OBJECTIVE: Extract the records below word for word and ignore the images.
>> begin
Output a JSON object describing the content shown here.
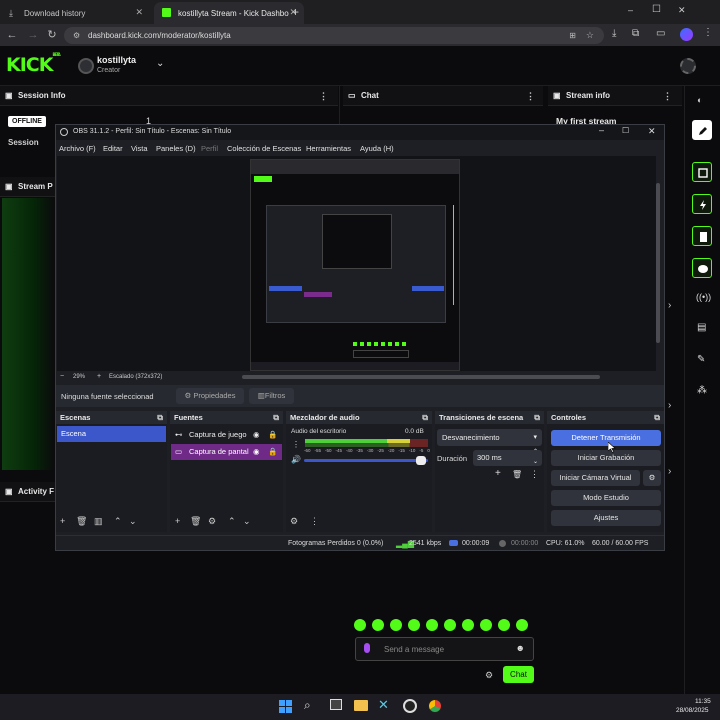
{
  "browser": {
    "tabs": [
      {
        "title": "Download history"
      },
      {
        "title": "kostillyta Stream - Kick Dashbo"
      }
    ],
    "new_tab": "+",
    "url": "dashboard.kick.com/moderator/kostillyta",
    "window_controls": [
      "–",
      "☐",
      "✕"
    ]
  },
  "kick": {
    "logo": "KICK",
    "logo_sup": "BETA",
    "user": {
      "name": "kostillyta",
      "role": "Creator"
    },
    "panels": {
      "session_info": "Session Info",
      "chat": "Chat",
      "stream_info": "Stream info",
      "stream_preview": "Stream P",
      "activity": "Activity F"
    },
    "offline_badge": "OFFLINE",
    "session_label": "Session",
    "session_value": "1",
    "stream_title": "My first stream",
    "chat_placeholder": "Send a message",
    "chat_button": "Chat"
  },
  "obs": {
    "title": "OBS 31.1.2 - Perfil: Sin Título - Escenas: Sin Título",
    "menu": [
      "Archivo (F)",
      "Editar",
      "Vista",
      "Paneles (D)",
      "Perfil",
      "Colección de Escenas",
      "Herramientas",
      "Ayuda (H)"
    ],
    "zoom": "29%",
    "scale": "Escalado (372x372)",
    "no_source": "Ninguna fuente seleccionad",
    "properties_btn": "Propiedades",
    "filters_btn": "Filtros",
    "docks": {
      "scenes": "Escenas",
      "sources": "Fuentes",
      "mixer": "Mezclador de audio",
      "transitions": "Transiciones de escena",
      "controls": "Controles"
    },
    "scenes": [
      "Escena"
    ],
    "sources": [
      "Captura de juego",
      "Captura de pantal"
    ],
    "mixer_channel": "Audio del escritorio",
    "mixer_db": "0.0 dB",
    "meter_ticks": [
      "-60",
      "-55",
      "-50",
      "-45",
      "-40",
      "-35",
      "-30",
      "-25",
      "-20",
      "-15",
      "-10",
      "-5",
      "0"
    ],
    "transition": "Desvanecimiento",
    "duration_label": "Duración",
    "duration_value": "300 ms",
    "controls": [
      "Detener Transmisión",
      "Iniciar Grabación",
      "Iniciar Cámara Virtual",
      "Modo Estudio",
      "Ajustes"
    ],
    "status": {
      "dropped": "Fotogramas Perdidos 0 (0.0%)",
      "kbps": "2541 kbps",
      "stream_time": "00:00:09",
      "rec_time": "00:00:00",
      "cpu": "CPU: 61.0%",
      "fps": "60.00 / 60.00 FPS"
    },
    "accent": "#4a6fe0"
  },
  "taskbar": {
    "time": "11:35",
    "date": "28/08/2025"
  },
  "colors": {
    "kick_green": "#53fc18"
  }
}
>> end
EXERCISE SOLUTION:
Output a JSON object describing the content shown here.
{
  "browser": {
    "tabs": [
      {
        "title": "Download history"
      },
      {
        "title": "kostillyta Stream - Kick Dashbo"
      }
    ],
    "new_tab": "+",
    "url": "dashboard.kick.com/moderator/kostillyta",
    "window_controls": [
      "–",
      "☐",
      "✕"
    ]
  },
  "kick": {
    "logo": "KICK",
    "logo_sup": "BETA",
    "user": {
      "name": "kostillyta",
      "role": "Creator"
    },
    "panels": {
      "session_info": "Session Info",
      "chat": "Chat",
      "stream_info": "Stream info",
      "stream_preview": "Stream P",
      "activity": "Activity F"
    },
    "offline_badge": "OFFLINE",
    "session_label": "Session",
    "session_value": "1",
    "stream_title": "My first stream",
    "chat_placeholder": "Send a message",
    "chat_button": "Chat"
  },
  "obs": {
    "title": "OBS 31.1.2 - Perfil: Sin Título - Escenas: Sin Título",
    "menu": [
      "Archivo (F)",
      "Editar",
      "Vista",
      "Paneles (D)",
      "Perfil",
      "Colección de Escenas",
      "Herramientas",
      "Ayuda (H)"
    ],
    "zoom": "29%",
    "scale": "Escalado (372x372)",
    "no_source": "Ninguna fuente seleccionad",
    "properties_btn": "Propiedades",
    "filters_btn": "Filtros",
    "docks": {
      "scenes": "Escenas",
      "sources": "Fuentes",
      "mixer": "Mezclador de audio",
      "transitions": "Transiciones de escena",
      "controls": "Controles"
    },
    "scenes": [
      "Escena"
    ],
    "sources": [
      "Captura de juego",
      "Captura de pantal"
    ],
    "mixer_channel": "Audio del escritorio",
    "mixer_db": "0.0 dB",
    "meter_ticks": [
      "-60",
      "-55",
      "-50",
      "-45",
      "-40",
      "-35",
      "-30",
      "-25",
      "-20",
      "-15",
      "-10",
      "-5",
      "0"
    ],
    "transition": "Desvanecimiento",
    "duration_label": "Duración",
    "duration_value": "300 ms",
    "controls": [
      "Detener Transmisión",
      "Iniciar Grabación",
      "Iniciar Cámara Virtual",
      "Modo Estudio",
      "Ajustes"
    ],
    "status": {
      "dropped": "Fotogramas Perdidos 0 (0.0%)",
      "kbps": "2541 kbps",
      "stream_time": "00:00:09",
      "rec_time": "00:00:00",
      "cpu": "CPU: 61.0%",
      "fps": "60.00 / 60.00 FPS"
    },
    "accent": "#4a6fe0"
  },
  "taskbar": {
    "time": "11:35",
    "date": "28/08/2025"
  },
  "colors": {
    "kick_green": "#53fc18"
  }
}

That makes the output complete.